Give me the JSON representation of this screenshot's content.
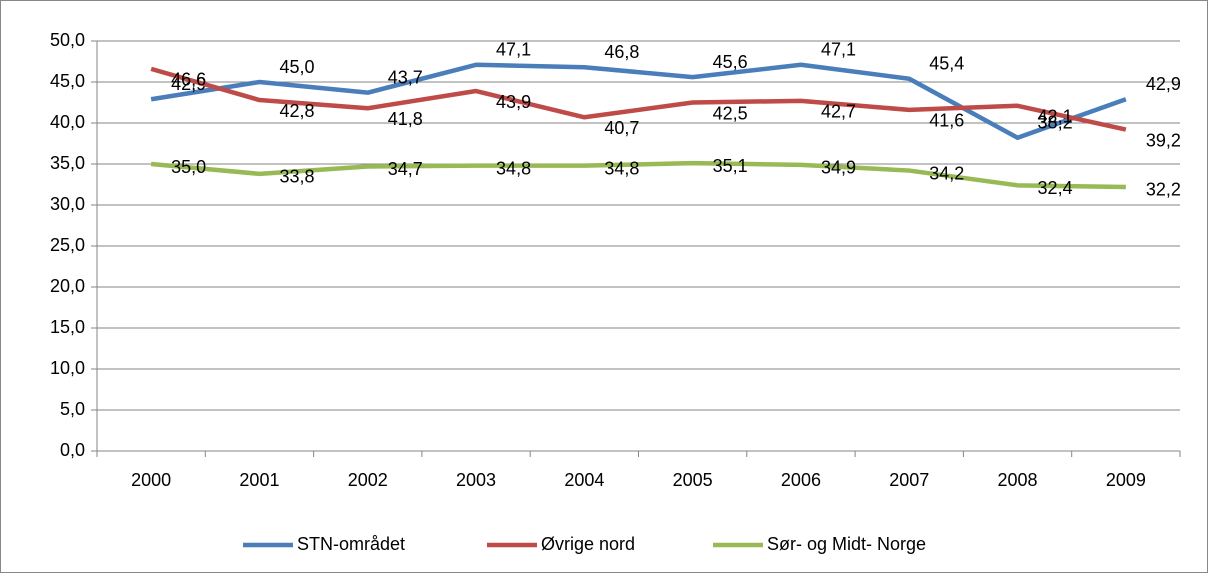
{
  "chart_data": {
    "type": "line",
    "categories": [
      "2000",
      "2001",
      "2002",
      "2003",
      "2004",
      "2005",
      "2006",
      "2007",
      "2008",
      "2009"
    ],
    "series": [
      {
        "name": "STN-området",
        "color": "#4a7ebb",
        "values": [
          42.9,
          45.0,
          43.7,
          47.1,
          46.8,
          45.6,
          47.1,
          45.4,
          38.2,
          42.9
        ],
        "value_labels": [
          "42,9",
          "45,0",
          "43,7",
          "47,1",
          "46,8",
          "45,6",
          "47,1",
          "45,4",
          "38,2",
          "42,9"
        ]
      },
      {
        "name": "Øvrige nord",
        "color": "#be4b48",
        "values": [
          46.6,
          42.8,
          41.8,
          43.9,
          40.7,
          42.5,
          42.7,
          41.6,
          42.1,
          39.2
        ],
        "value_labels": [
          "46,6",
          "42,8",
          "41,8",
          "43,9",
          "40,7",
          "42,5",
          "42,7",
          "41,6",
          "42,1",
          "39,2"
        ]
      },
      {
        "name": "Sør- og Midt- Norge",
        "color": "#98b954",
        "values": [
          35.0,
          33.8,
          34.7,
          34.8,
          34.8,
          35.1,
          34.9,
          34.2,
          32.4,
          32.2
        ],
        "value_labels": [
          "35,0",
          "33,8",
          "34,7",
          "34,8",
          "34,8",
          "35,1",
          "34,9",
          "34,2",
          "32,4",
          "32,2"
        ]
      }
    ],
    "ylim": [
      0,
      50
    ],
    "yticks": [
      {
        "value": 0,
        "label": "0,0"
      },
      {
        "value": 5,
        "label": "5,0"
      },
      {
        "value": 10,
        "label": "10,0"
      },
      {
        "value": 15,
        "label": "15,0"
      },
      {
        "value": 20,
        "label": "20,0"
      },
      {
        "value": 25,
        "label": "25,0"
      },
      {
        "value": 30,
        "label": "30,0"
      },
      {
        "value": 35,
        "label": "35,0"
      },
      {
        "value": 40,
        "label": "40,0"
      },
      {
        "value": 45,
        "label": "45,0"
      },
      {
        "value": 50,
        "label": "50,0"
      }
    ],
    "grid": true,
    "legend": "bottom"
  }
}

· · · · ·

Task description:
Give the number of lines above in which the word "name" occurs, with nothing else.

Response to this exercise:
3